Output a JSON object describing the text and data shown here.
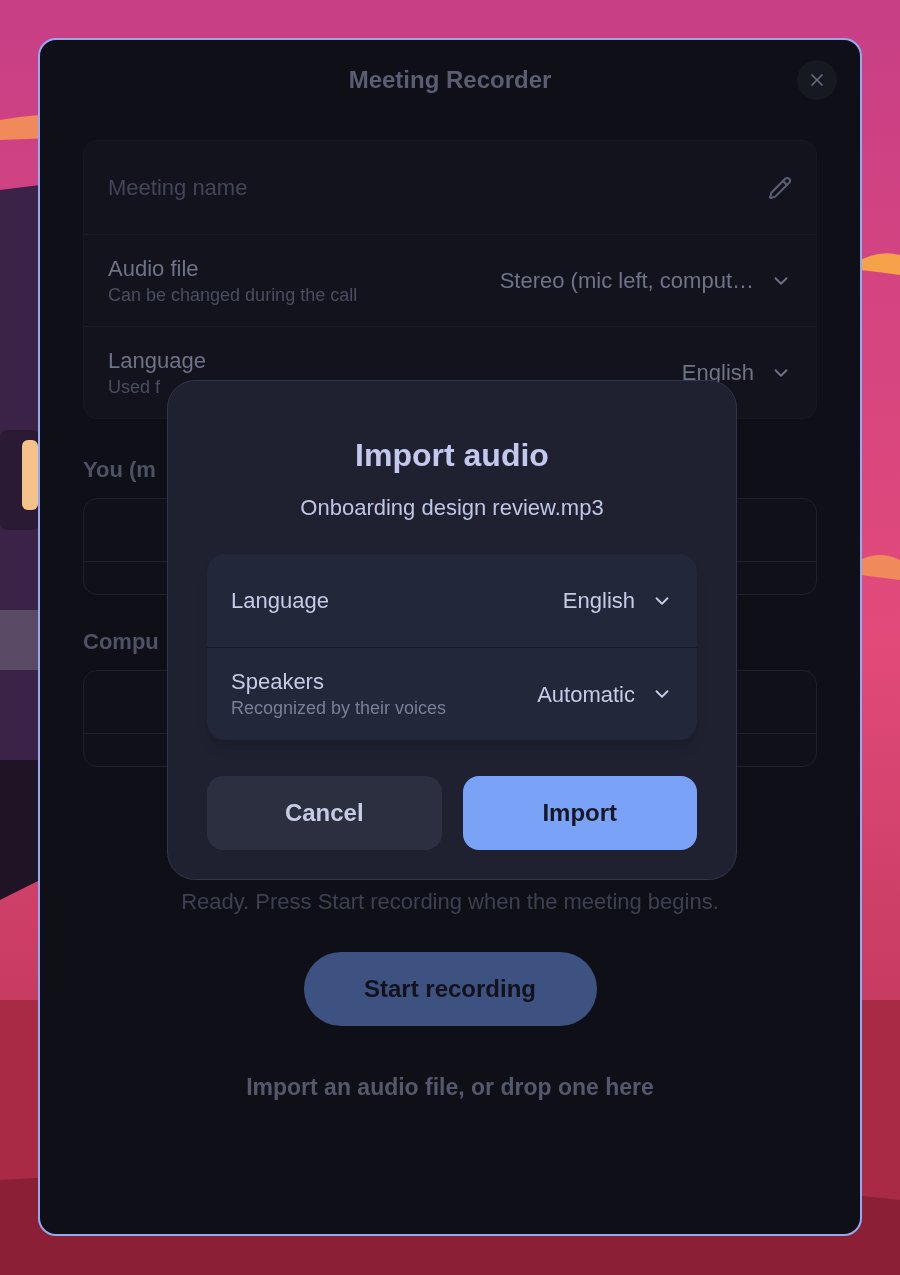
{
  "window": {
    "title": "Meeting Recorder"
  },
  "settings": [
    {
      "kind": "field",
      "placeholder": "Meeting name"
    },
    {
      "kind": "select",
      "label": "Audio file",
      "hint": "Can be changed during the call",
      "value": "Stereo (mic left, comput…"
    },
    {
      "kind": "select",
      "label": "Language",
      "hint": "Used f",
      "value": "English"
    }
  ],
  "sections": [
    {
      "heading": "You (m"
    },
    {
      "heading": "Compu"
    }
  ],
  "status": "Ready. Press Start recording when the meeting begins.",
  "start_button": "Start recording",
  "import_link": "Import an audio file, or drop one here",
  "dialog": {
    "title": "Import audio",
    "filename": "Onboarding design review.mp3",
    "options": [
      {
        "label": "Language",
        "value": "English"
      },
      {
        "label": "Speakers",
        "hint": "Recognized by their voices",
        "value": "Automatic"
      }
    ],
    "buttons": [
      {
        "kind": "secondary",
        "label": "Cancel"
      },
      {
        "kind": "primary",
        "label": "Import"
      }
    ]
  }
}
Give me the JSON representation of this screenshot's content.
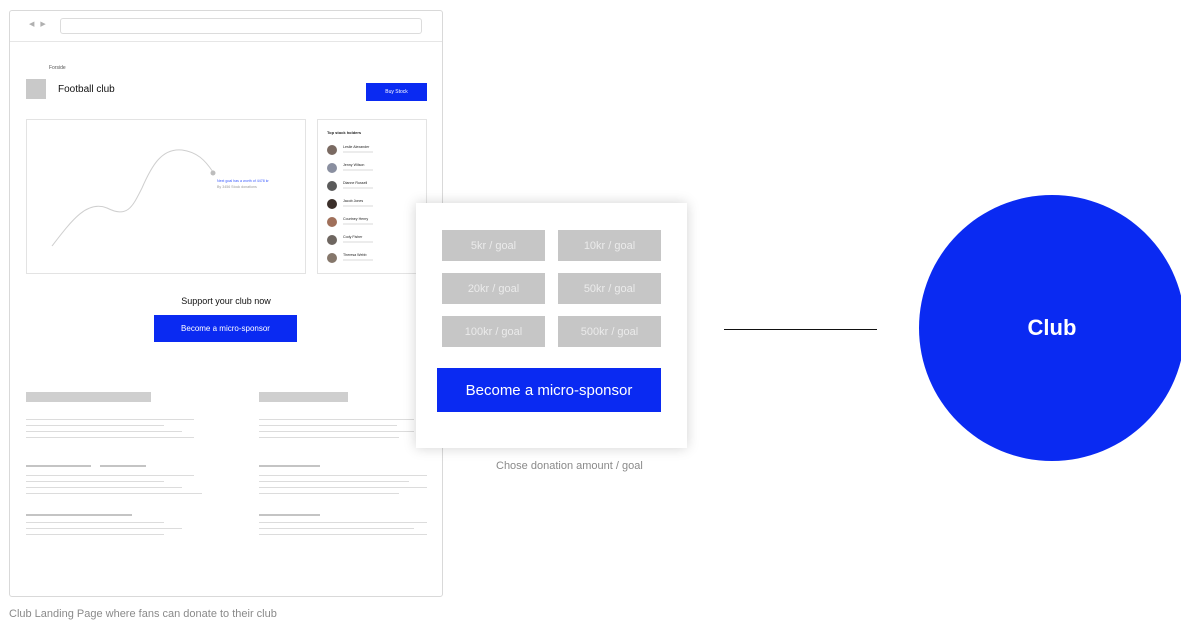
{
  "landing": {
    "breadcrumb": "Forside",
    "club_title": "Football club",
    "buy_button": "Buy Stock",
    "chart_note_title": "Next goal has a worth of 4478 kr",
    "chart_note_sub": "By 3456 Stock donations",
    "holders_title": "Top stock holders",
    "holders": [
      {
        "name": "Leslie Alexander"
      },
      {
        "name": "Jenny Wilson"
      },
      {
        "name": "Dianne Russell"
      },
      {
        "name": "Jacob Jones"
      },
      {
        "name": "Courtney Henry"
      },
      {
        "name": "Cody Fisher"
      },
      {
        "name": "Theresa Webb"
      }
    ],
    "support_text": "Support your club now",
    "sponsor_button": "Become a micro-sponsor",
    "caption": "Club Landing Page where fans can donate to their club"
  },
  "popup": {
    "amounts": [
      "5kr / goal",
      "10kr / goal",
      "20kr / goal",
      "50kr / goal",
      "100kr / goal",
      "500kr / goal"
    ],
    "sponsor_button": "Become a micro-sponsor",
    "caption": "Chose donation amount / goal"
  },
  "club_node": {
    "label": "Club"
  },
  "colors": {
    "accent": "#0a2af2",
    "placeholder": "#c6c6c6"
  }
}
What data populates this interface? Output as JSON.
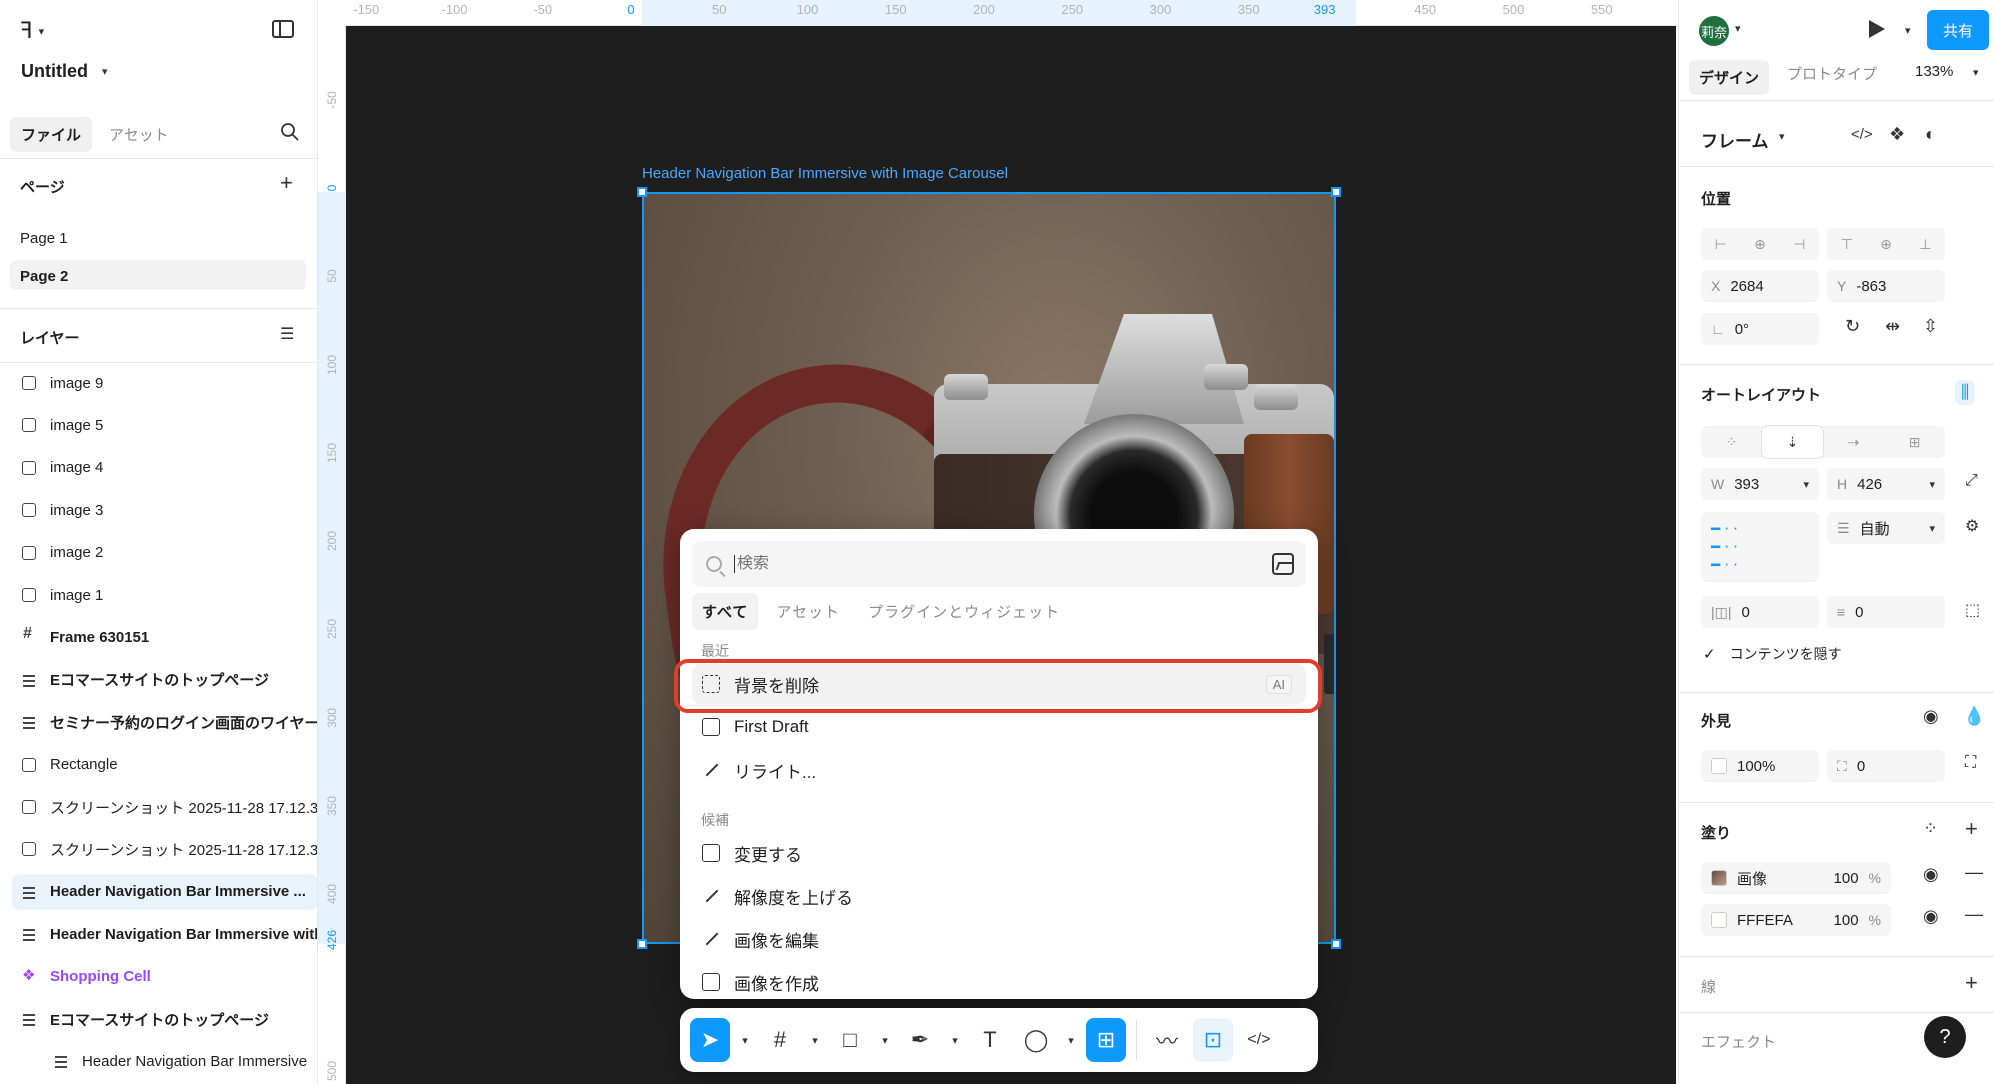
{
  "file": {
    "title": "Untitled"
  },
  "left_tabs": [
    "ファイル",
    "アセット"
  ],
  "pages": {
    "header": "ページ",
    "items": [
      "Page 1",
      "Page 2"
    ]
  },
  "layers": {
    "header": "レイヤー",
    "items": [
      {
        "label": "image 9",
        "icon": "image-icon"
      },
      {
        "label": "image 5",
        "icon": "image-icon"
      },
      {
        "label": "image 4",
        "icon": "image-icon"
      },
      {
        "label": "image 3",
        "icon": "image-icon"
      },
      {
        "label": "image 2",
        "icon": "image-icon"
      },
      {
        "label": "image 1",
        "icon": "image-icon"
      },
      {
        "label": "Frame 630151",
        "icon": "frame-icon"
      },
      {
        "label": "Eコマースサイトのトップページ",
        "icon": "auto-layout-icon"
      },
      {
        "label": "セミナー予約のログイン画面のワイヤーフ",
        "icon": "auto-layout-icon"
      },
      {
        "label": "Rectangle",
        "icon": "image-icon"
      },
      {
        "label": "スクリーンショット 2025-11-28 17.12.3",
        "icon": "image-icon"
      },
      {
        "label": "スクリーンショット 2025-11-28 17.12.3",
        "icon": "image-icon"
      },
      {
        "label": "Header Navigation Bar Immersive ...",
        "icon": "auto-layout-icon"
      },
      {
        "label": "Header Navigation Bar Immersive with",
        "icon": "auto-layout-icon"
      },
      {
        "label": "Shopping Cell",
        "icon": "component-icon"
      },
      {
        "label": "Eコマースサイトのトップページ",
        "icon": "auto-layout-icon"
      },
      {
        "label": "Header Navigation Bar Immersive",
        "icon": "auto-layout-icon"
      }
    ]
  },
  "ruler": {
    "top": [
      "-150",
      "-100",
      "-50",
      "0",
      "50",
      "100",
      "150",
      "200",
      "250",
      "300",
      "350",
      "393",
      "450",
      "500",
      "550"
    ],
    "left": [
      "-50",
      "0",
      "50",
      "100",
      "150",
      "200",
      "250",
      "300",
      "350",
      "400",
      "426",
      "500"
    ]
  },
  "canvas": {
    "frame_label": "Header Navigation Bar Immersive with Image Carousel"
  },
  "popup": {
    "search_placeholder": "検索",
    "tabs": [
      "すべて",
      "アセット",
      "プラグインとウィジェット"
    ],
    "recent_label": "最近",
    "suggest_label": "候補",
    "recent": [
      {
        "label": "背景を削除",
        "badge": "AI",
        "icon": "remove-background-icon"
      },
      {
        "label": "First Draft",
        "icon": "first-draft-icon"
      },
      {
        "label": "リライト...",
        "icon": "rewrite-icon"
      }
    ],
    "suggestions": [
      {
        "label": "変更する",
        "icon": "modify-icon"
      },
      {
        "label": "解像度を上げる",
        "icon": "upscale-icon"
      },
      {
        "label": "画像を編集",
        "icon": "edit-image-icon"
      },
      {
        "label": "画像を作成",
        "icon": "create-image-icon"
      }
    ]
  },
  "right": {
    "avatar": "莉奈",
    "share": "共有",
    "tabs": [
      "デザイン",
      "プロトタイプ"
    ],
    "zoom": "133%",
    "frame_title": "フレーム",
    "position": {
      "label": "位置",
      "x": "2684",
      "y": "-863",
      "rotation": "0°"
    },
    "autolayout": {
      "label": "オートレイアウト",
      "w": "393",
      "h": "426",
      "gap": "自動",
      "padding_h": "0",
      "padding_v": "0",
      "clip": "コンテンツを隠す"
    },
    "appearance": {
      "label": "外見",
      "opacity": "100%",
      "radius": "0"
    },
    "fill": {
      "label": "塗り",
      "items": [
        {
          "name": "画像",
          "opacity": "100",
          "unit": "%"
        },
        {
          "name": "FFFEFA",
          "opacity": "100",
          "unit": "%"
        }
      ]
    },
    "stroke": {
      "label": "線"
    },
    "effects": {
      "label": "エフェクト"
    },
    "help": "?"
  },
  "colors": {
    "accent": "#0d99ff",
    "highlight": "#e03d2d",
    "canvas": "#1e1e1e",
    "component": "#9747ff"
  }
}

* * *

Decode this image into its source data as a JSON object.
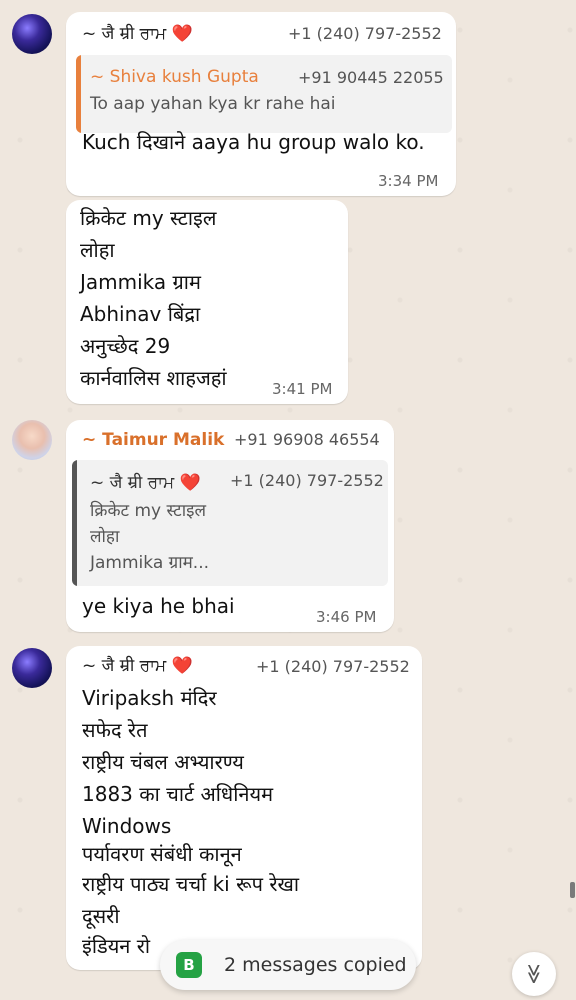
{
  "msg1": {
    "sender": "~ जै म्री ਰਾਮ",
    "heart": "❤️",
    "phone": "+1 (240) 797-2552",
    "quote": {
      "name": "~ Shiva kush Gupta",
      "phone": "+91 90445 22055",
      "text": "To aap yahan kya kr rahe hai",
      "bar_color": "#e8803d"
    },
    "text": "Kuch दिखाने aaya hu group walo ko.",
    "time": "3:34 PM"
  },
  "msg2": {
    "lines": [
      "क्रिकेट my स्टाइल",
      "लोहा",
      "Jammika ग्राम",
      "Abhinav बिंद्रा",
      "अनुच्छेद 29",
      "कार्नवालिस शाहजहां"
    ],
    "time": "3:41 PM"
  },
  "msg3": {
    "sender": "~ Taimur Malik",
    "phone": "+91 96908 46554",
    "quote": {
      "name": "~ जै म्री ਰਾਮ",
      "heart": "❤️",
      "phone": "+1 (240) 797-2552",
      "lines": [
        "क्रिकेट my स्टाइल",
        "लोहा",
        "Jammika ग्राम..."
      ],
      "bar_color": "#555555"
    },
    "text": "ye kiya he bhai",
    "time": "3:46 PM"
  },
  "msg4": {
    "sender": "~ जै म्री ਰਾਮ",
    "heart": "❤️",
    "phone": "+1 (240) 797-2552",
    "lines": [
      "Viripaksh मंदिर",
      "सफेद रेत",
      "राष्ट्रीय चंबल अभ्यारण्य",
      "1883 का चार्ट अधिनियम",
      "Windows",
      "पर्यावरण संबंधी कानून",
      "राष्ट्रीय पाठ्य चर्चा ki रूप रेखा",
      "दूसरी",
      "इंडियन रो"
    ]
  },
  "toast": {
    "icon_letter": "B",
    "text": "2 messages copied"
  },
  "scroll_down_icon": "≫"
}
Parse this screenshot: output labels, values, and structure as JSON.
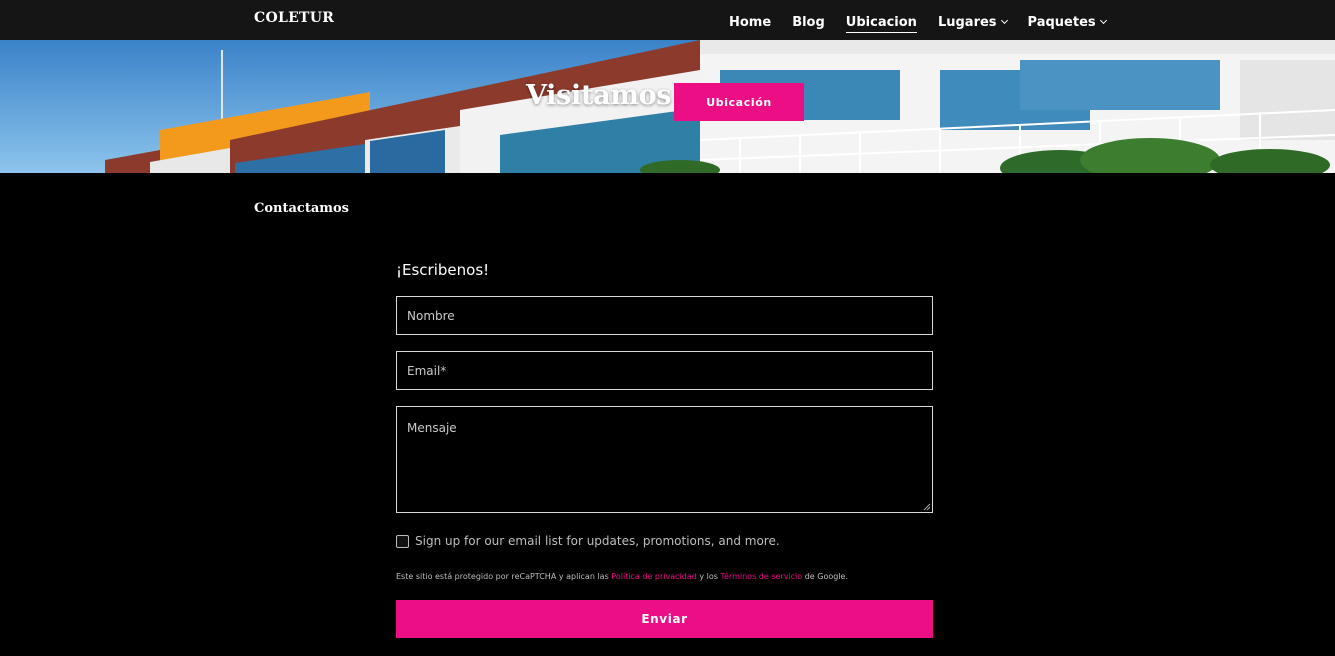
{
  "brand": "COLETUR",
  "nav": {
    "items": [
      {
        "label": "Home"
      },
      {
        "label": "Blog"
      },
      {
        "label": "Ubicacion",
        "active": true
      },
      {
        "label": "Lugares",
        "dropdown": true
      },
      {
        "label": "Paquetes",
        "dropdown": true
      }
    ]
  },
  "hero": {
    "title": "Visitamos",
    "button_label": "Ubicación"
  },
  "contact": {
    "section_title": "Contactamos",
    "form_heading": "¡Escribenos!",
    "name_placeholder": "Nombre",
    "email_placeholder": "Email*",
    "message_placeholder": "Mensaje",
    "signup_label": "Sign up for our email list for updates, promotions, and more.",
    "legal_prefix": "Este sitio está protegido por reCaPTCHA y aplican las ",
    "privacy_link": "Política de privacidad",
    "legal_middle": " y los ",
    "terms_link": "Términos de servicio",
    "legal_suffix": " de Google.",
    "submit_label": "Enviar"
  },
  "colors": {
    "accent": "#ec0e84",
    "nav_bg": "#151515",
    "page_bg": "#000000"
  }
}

Work to do: Find the lines above that contain the word "Start" and collect them.

Output for this exercise:
  "status": "Ready. Press Start recording when the meeting begins.",
  "start_button": "Start recording",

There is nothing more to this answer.